** Problem description **
Copy out the entries in full and with complete accuracy; pictures are excluded.

───── Listed records

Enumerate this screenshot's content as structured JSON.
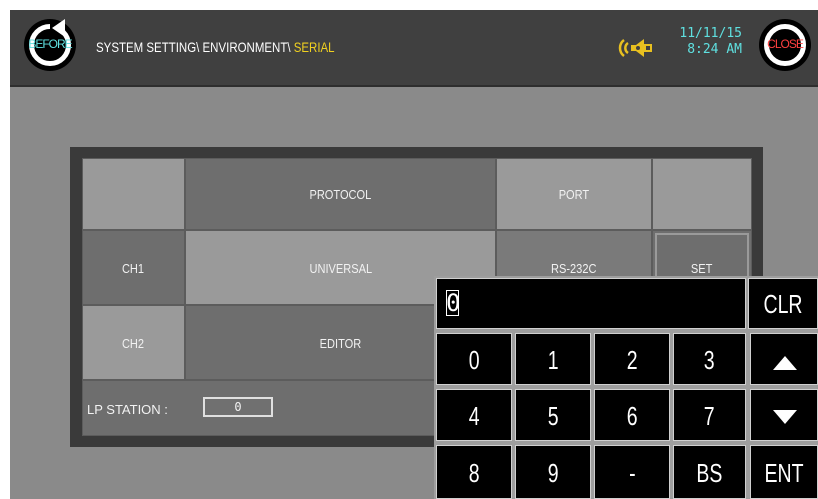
{
  "header": {
    "before_label": "BEFORE",
    "close_label": "CLOSE",
    "breadcrumb": {
      "path": "SYSTEM SETTING\\ ENVIRONMENT\\ ",
      "current": "SERIAL"
    },
    "date": "11/11/15",
    "time": "8:24 AM",
    "colors": {
      "accent_cyan": "#5fe0e0",
      "current_yellow": "#f0d020",
      "close_red": "#ff4040"
    }
  },
  "table": {
    "headers": {
      "protocol": "PROTOCOL",
      "port": "PORT"
    },
    "rows": [
      {
        "channel": "CH1",
        "protocol": "UNIVERSAL",
        "port": "RS-232C",
        "action": "SET"
      },
      {
        "channel": "CH2",
        "protocol": "EDITOR"
      }
    ]
  },
  "lp_station": {
    "label": "LP STATION :",
    "value": "0"
  },
  "keypad": {
    "display_value": "0",
    "clr": "CLR",
    "keys_row1": [
      "0",
      "1",
      "2",
      "3"
    ],
    "keys_row2": [
      "4",
      "5",
      "6",
      "7"
    ],
    "keys_row3": [
      "8",
      "9",
      "-",
      "BS"
    ],
    "enter": "ENT",
    "up_icon": "triangle-up-icon",
    "down_icon": "triangle-down-icon"
  }
}
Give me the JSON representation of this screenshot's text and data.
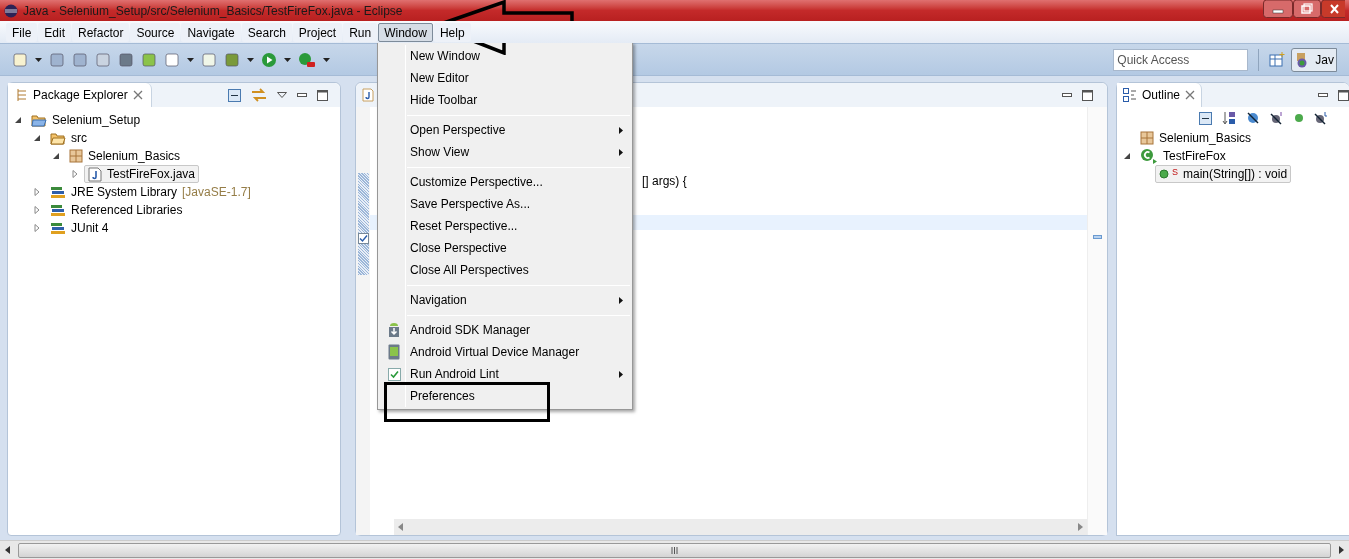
{
  "window": {
    "title": "Java - Selenium_Setup/src/Selenium_Basics/TestFireFox.java - Eclipse"
  },
  "menubar": [
    {
      "label": "File",
      "selected": false
    },
    {
      "label": "Edit",
      "selected": false
    },
    {
      "label": "Refactor",
      "selected": false
    },
    {
      "label": "Source",
      "selected": false
    },
    {
      "label": "Navigate",
      "selected": false
    },
    {
      "label": "Search",
      "selected": false
    },
    {
      "label": "Project",
      "selected": false
    },
    {
      "label": "Run",
      "selected": false
    },
    {
      "label": "Window",
      "selected": true
    },
    {
      "label": "Help",
      "selected": false
    }
  ],
  "toolbar": {
    "quick_access": {
      "placeholder": "Quick Access"
    },
    "perspective": {
      "label": "Jav",
      "selected": true
    }
  },
  "package_explorer": {
    "title": "Package Explorer",
    "tree": [
      {
        "label": "Selenium_Setup",
        "kind": "project",
        "expanded": true,
        "selected": false,
        "children": [
          {
            "label": "src",
            "kind": "folder",
            "expanded": true,
            "selected": false,
            "children": [
              {
                "label": "Selenium_Basics",
                "kind": "package",
                "expanded": true,
                "selected": false,
                "children": [
                  {
                    "label": "TestFireFox.java",
                    "kind": "file",
                    "expanded": false,
                    "selected": true
                  }
                ]
              }
            ]
          },
          {
            "label": "JRE System Library",
            "decoration": "[JavaSE-1.7]",
            "kind": "library",
            "expanded": false,
            "selected": false
          },
          {
            "label": "Referenced Libraries",
            "kind": "library",
            "expanded": false,
            "selected": false
          },
          {
            "label": "JUnit 4",
            "kind": "library",
            "expanded": false,
            "selected": false
          }
        ]
      }
    ]
  },
  "editor": {
    "code_lines": [
      "[] args) {"
    ]
  },
  "outline": {
    "title": "Outline",
    "tree": [
      {
        "label": "Selenium_Basics",
        "kind": "package",
        "selected": false
      },
      {
        "label": "TestFireFox",
        "kind": "class",
        "expanded": true,
        "selected": false,
        "children": [
          {
            "label": "main(String[]) : void",
            "badge": "S",
            "kind": "method",
            "selected": true
          }
        ]
      }
    ]
  },
  "window_menu": [
    {
      "kind": "item",
      "label": "New Window",
      "submenu": false
    },
    {
      "kind": "item",
      "label": "New Editor",
      "submenu": false
    },
    {
      "kind": "item",
      "label": "Hide Toolbar",
      "submenu": false
    },
    {
      "kind": "separator"
    },
    {
      "kind": "item",
      "label": "Open Perspective",
      "submenu": true
    },
    {
      "kind": "item",
      "label": "Show View",
      "submenu": true
    },
    {
      "kind": "separator"
    },
    {
      "kind": "item",
      "label": "Customize Perspective...",
      "submenu": false
    },
    {
      "kind": "item",
      "label": "Save Perspective As...",
      "submenu": false
    },
    {
      "kind": "item",
      "label": "Reset Perspective...",
      "submenu": false
    },
    {
      "kind": "item",
      "label": "Close Perspective",
      "submenu": false
    },
    {
      "kind": "item",
      "label": "Close All Perspectives",
      "submenu": false
    },
    {
      "kind": "separator"
    },
    {
      "kind": "item",
      "label": "Navigation",
      "submenu": true
    },
    {
      "kind": "separator"
    },
    {
      "kind": "sdk",
      "label": "Android SDK Manager",
      "submenu": false
    },
    {
      "kind": "avd",
      "label": "Android Virtual Device Manager",
      "submenu": false
    },
    {
      "kind": "lint",
      "label": "Run Android Lint",
      "submenu": true
    },
    {
      "kind": "item",
      "label": "Preferences",
      "submenu": false
    }
  ]
}
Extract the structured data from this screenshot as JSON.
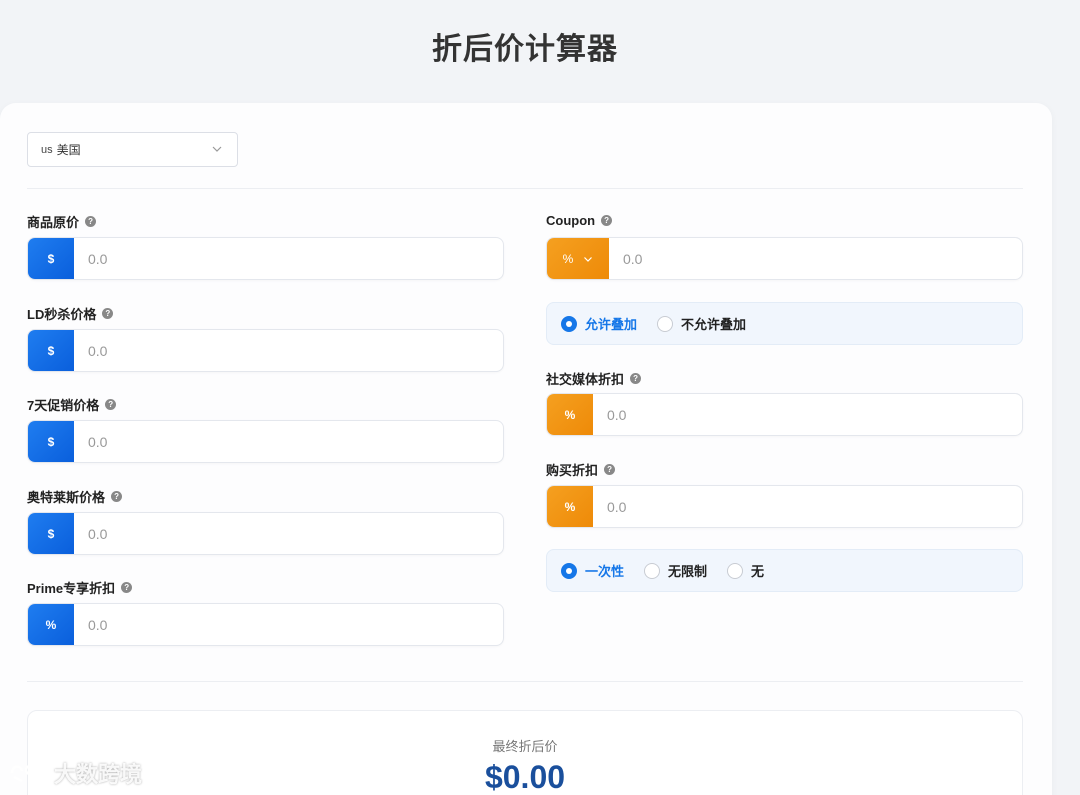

──────────

** Solution for this exercise **
Enumerate this screenshot's content as structured JSON.
{
  "header": {
    "before_label": "BEFORE",
    "close_label": "CLOSE",
    "breadcrumb": {
      "path": "SYSTEM SETTING\\ ENVIRONMENT\\ ",
      "current": "SERIAL"
    },
    "date": "11/11/15",
    "time": "8:24 AM",
    "colors": {
      "accent_cyan": "#5fe0e0",
      "current_yellow": "#f0d020",
      "close_red": "#ff4040"
    }
  },
  "table": {
    "headers": {
      "protocol": "PROTOCOL",
      "port": "PORT"
    },
    "rows": [
      {
        "channel": "CH1",
        "protocol": "UNIVERSAL",
        "port": "RS-232C",
        "action": "SET"
      },
      {
        "channel": "CH2",
        "protocol": "EDITOR"
      }
    ]
  },
  "lp_station": {
    "label": "LP STATION :",
    "value": "0"
  },
  "keypad": {
    "display_value": "0",
    "clr": "CLR",
    "keys_row1": [
      "0",
      "1",
      "2",
      "3"
    ],
    "keys_row2": [
      "4",
      "5",
      "6",
      "7"
    ],
    "keys_row3": [
      "8",
      "9",
      "-",
      "BS"
    ],
    "enter": "ENT",
    "up_icon": "triangle-up-icon",
    "down_icon": "triangle-down-icon"
  }
}
Give me the JSON representation of this screenshot's text and data.
{
  "window": {
    "title": "Java - Selenium_Setup/src/Selenium_Basics/TestFireFox.java - Eclipse"
  },
  "menubar": [
    {
      "label": "File",
      "selected": false
    },
    {
      "label": "Edit",
      "selected": false
    },
    {
      "label": "Refactor",
      "selected": false
    },
    {
      "label": "Source",
      "selected": false
    },
    {
      "label": "Navigate",
      "selected": false
    },
    {
      "label": "Search",
      "selected": false
    },
    {
      "label": "Project",
      "selected": false
    },
    {
      "label": "Run",
      "selected": false
    },
    {
      "label": "Window",
      "selected": true
    },
    {
      "label": "Help",
      "selected": false
    }
  ],
  "toolbar": {
    "quick_access": {
      "placeholder": "Quick Access"
    },
    "perspective": {
      "label": "Jav",
      "selected": true
    }
  },
  "package_explorer": {
    "title": "Package Explorer",
    "tree": [
      {
        "label": "Selenium_Setup",
        "kind": "project",
        "expanded": true,
        "selected": false,
        "children": [
          {
            "label": "src",
            "kind": "folder",
            "expanded": true,
            "selected": false,
            "children": [
              {
                "label": "Selenium_Basics",
                "kind": "package",
                "expanded": true,
                "selected": false,
                "children": [
                  {
                    "label": "TestFireFox.java",
                    "kind": "file",
                    "expanded": false,
                    "selected": true
                  }
                ]
              }
            ]
          },
          {
            "label": "JRE System Library",
            "decoration": "[JavaSE-1.7]",
            "kind": "library",
            "expanded": false,
            "selected": false
          },
          {
            "label": "Referenced Libraries",
            "kind": "library",
            "expanded": false,
            "selected": false
          },
          {
            "label": "JUnit 4",
            "kind": "library",
            "expanded": false,
            "selected": false
          }
        ]
      }
    ]
  },
  "editor": {
    "code_lines": [
      "[] args) {"
    ]
  },
  "outline": {
    "title": "Outline",
    "tree": [
      {
        "label": "Selenium_Basics",
        "kind": "package",
        "selected": false
      },
      {
        "label": "TestFireFox",
        "kind": "class",
        "expanded": true,
        "selected": false,
        "children": [
          {
            "label": "main(String[]) : void",
            "badge": "S",
            "kind": "method",
            "selected": true
          }
        ]
      }
    ]
  },
  "window_menu": [
    {
      "kind": "item",
      "label": "New Window",
      "submenu": false
    },
    {
      "kind": "item",
      "label": "New Editor",
      "submenu": false
    },
    {
      "kind": "item",
      "label": "Hide Toolbar",
      "submenu": false
    },
    {
      "kind": "separator"
    },
    {
      "kind": "item",
      "label": "Open Perspective",
      "submenu": true
    },
    {
      "kind": "item",
      "label": "Show View",
      "submenu": true
    },
    {
      "kind": "separator"
    },
    {
      "kind": "item",
      "label": "Customize Perspective...",
      "submenu": false
    },
    {
      "kind": "item",
      "label": "Save Perspective As...",
      "submenu": false
    },
    {
      "kind": "item",
      "label": "Reset Perspective...",
      "submenu": false
    },
    {
      "kind": "item",
      "label": "Close Perspective",
      "submenu": false
    },
    {
      "kind": "item",
      "label": "Close All Perspectives",
      "submenu": false
    },
    {
      "kind": "separator"
    },
    {
      "kind": "item",
      "label": "Navigation",
      "submenu": true
    },
    {
      "kind": "separator"
    },
    {
      "kind": "sdk",
      "label": "Android SDK Manager",
      "submenu": false
    },
    {
      "kind": "avd",
      "label": "Android Virtual Device Manager",
      "submenu": false
    },
    {
      "kind": "lint",
      "label": "Run Android Lint",
      "submenu": true
    },
    {
      "kind": "item",
      "label": "Preferences",
      "submenu": false
    }
  ]
}
Extract the structured data from this screenshot as JSON.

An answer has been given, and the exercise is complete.